> Stated goal
Every line of the data that contains the string "values" must be copied.

> The data

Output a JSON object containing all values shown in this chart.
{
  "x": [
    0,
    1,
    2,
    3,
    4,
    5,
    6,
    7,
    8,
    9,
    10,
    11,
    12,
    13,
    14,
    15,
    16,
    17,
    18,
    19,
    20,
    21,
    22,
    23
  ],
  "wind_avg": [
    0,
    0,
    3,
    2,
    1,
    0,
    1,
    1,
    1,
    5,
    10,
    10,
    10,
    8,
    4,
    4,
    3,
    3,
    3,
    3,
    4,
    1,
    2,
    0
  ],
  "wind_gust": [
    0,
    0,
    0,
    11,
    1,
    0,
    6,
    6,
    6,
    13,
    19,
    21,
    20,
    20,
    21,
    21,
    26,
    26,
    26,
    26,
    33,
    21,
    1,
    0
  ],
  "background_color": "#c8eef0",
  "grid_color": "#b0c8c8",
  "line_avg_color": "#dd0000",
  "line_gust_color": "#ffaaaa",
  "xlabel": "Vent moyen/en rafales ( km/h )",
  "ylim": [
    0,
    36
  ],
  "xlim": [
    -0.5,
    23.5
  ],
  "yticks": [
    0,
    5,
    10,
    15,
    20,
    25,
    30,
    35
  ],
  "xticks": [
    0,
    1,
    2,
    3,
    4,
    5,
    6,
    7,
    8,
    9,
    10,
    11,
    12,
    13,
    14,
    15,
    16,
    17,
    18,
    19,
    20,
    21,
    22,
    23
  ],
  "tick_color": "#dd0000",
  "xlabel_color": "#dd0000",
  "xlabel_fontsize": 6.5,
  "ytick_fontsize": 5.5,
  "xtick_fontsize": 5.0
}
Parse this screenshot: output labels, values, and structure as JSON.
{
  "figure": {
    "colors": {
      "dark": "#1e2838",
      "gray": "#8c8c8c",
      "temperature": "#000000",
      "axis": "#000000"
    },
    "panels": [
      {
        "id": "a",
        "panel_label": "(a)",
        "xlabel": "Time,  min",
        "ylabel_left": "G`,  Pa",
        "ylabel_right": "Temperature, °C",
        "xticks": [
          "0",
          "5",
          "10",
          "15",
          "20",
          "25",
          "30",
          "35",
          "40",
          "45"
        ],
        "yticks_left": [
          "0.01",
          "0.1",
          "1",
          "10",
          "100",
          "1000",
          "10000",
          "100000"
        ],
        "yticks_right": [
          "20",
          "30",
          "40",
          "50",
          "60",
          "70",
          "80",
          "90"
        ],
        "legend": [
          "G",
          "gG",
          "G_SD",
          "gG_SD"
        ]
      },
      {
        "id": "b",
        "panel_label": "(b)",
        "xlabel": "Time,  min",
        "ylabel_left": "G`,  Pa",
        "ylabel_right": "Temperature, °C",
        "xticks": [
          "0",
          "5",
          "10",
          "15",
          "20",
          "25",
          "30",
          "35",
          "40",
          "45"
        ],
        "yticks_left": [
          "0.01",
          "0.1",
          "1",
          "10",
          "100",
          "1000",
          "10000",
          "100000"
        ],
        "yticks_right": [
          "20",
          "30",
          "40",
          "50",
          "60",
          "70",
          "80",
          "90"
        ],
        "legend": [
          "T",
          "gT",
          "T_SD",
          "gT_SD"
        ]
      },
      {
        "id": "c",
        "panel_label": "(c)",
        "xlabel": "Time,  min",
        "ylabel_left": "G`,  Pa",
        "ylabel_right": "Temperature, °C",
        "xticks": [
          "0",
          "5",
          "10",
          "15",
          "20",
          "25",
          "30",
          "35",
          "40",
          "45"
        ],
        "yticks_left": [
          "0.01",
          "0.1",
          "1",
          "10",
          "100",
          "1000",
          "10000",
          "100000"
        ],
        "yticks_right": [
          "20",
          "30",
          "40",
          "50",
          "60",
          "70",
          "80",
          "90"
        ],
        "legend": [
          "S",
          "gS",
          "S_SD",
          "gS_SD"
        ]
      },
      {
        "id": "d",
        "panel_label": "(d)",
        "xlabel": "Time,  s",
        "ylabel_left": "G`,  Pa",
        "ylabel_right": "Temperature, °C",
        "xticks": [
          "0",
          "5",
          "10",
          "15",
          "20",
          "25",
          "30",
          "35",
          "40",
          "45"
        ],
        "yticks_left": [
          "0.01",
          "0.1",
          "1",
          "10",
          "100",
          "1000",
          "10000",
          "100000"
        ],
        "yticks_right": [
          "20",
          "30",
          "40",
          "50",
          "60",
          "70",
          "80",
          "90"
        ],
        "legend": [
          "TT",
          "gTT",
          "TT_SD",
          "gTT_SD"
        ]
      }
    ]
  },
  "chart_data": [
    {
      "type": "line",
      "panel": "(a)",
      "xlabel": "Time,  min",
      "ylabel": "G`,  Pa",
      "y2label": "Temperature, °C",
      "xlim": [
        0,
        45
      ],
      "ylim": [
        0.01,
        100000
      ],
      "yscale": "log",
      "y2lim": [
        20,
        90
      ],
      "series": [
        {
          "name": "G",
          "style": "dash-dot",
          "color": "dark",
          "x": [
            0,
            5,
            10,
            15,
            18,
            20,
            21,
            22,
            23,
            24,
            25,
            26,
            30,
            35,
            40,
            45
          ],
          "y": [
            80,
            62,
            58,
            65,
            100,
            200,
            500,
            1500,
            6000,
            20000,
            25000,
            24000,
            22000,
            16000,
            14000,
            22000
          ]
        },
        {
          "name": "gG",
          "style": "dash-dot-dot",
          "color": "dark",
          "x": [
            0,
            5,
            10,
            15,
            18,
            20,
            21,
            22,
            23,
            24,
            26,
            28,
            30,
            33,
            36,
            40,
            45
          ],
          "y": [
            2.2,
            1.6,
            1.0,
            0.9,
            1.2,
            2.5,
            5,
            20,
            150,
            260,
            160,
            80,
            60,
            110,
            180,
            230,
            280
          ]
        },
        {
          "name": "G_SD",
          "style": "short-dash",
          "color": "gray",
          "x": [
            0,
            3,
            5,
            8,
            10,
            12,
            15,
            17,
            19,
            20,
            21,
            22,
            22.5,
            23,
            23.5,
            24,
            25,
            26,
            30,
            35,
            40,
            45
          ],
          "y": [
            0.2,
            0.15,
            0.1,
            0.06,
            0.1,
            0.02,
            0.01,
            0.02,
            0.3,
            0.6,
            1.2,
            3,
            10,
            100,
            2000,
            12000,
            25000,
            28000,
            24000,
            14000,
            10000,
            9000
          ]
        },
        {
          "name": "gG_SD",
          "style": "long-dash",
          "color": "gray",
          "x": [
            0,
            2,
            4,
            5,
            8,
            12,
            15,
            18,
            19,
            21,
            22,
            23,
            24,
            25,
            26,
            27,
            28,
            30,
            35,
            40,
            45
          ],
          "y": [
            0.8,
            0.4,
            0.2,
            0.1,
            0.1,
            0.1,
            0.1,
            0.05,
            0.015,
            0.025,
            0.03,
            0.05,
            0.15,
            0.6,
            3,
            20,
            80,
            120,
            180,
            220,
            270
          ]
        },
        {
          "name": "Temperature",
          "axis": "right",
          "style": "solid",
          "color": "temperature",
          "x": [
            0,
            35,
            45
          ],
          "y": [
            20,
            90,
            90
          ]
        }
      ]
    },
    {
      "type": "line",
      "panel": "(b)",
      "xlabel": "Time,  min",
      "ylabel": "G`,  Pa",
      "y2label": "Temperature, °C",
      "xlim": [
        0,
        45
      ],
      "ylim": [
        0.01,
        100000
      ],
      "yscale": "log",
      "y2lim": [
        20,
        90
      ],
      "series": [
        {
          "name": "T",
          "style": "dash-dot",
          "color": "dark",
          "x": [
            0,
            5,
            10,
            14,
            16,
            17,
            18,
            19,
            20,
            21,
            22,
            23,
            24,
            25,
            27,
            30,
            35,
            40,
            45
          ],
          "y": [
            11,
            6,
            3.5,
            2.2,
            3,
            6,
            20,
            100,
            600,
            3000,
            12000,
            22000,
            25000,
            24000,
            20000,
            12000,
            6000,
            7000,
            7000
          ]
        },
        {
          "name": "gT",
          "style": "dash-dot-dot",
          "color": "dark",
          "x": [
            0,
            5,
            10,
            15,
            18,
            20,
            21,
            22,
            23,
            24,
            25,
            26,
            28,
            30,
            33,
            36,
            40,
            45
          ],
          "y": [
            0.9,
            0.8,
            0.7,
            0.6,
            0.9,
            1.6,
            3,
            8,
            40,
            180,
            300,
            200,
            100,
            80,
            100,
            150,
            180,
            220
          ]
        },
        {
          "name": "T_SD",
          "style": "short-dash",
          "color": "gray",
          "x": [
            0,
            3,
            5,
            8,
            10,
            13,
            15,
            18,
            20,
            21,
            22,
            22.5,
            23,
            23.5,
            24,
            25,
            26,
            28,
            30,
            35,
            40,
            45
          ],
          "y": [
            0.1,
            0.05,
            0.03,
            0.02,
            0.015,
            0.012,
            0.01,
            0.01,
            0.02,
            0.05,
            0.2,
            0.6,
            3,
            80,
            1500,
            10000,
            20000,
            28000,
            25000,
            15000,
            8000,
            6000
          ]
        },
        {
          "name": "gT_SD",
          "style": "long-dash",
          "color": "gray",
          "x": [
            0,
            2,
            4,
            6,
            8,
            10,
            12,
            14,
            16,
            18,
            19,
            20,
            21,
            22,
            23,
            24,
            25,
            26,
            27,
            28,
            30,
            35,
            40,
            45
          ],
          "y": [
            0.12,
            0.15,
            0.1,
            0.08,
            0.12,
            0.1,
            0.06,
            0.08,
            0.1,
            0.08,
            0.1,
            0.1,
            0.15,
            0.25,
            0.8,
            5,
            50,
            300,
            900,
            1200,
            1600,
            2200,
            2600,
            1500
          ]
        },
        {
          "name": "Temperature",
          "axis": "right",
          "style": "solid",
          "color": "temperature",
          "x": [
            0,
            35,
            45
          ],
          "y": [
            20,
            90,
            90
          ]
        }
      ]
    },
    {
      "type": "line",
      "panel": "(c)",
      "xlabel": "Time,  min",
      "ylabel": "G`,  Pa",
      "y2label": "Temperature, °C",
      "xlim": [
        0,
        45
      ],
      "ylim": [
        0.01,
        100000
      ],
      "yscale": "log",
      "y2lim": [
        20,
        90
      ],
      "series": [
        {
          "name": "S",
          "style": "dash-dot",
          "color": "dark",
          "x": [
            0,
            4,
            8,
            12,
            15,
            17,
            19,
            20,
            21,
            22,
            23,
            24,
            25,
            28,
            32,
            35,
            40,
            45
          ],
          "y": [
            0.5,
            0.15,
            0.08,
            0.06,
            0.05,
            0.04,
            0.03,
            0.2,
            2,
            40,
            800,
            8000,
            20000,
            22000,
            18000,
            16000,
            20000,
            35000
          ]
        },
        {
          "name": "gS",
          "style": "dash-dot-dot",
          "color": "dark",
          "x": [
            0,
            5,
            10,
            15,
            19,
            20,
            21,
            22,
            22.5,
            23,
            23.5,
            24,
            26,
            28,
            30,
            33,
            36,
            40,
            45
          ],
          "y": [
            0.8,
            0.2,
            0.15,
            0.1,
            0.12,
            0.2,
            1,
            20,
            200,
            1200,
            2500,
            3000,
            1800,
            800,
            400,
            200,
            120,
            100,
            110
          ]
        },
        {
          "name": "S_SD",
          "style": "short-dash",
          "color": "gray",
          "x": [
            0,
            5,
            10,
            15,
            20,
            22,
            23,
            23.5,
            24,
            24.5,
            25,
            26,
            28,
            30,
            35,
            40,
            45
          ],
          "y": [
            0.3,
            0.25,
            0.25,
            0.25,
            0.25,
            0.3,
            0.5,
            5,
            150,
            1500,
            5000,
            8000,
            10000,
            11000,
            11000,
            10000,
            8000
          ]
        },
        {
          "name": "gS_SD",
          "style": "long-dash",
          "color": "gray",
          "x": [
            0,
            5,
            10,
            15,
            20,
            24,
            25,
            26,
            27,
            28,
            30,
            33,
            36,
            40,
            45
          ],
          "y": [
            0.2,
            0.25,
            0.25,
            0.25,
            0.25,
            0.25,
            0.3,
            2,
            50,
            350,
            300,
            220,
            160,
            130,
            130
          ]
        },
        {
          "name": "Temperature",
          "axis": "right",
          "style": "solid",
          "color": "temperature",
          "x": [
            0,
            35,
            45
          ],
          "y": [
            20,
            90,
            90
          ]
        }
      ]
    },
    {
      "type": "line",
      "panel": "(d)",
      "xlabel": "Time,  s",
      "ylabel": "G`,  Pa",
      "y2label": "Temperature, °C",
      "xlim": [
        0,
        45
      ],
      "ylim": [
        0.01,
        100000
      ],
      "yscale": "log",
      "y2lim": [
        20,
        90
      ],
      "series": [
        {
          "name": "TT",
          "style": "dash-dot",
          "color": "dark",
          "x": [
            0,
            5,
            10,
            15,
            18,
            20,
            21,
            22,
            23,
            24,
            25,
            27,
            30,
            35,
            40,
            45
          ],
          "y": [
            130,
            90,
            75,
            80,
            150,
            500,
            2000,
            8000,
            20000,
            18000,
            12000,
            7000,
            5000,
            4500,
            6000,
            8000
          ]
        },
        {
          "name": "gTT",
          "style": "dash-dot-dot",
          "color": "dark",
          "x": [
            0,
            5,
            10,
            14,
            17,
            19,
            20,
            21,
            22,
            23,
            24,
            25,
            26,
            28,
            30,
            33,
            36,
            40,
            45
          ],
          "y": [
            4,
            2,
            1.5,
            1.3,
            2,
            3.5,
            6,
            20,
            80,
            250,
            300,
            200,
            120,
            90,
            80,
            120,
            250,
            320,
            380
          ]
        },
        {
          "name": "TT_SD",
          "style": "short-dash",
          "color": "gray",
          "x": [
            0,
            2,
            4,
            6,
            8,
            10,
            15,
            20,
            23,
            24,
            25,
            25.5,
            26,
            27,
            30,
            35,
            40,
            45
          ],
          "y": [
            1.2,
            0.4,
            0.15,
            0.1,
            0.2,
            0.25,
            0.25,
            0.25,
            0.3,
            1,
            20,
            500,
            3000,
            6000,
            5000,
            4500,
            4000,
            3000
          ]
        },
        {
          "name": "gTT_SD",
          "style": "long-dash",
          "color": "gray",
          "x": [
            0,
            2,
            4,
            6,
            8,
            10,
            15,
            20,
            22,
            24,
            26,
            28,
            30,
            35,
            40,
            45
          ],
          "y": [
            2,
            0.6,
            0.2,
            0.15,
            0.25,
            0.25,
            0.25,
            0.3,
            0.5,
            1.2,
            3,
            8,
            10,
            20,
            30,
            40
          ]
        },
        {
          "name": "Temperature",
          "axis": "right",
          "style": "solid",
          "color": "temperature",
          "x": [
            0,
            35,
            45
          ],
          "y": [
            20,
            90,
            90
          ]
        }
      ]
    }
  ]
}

> Exercise answer
Output a JSON object containing all values shown in this chart.
Parse this screenshot: output labels, values, and structure as JSON.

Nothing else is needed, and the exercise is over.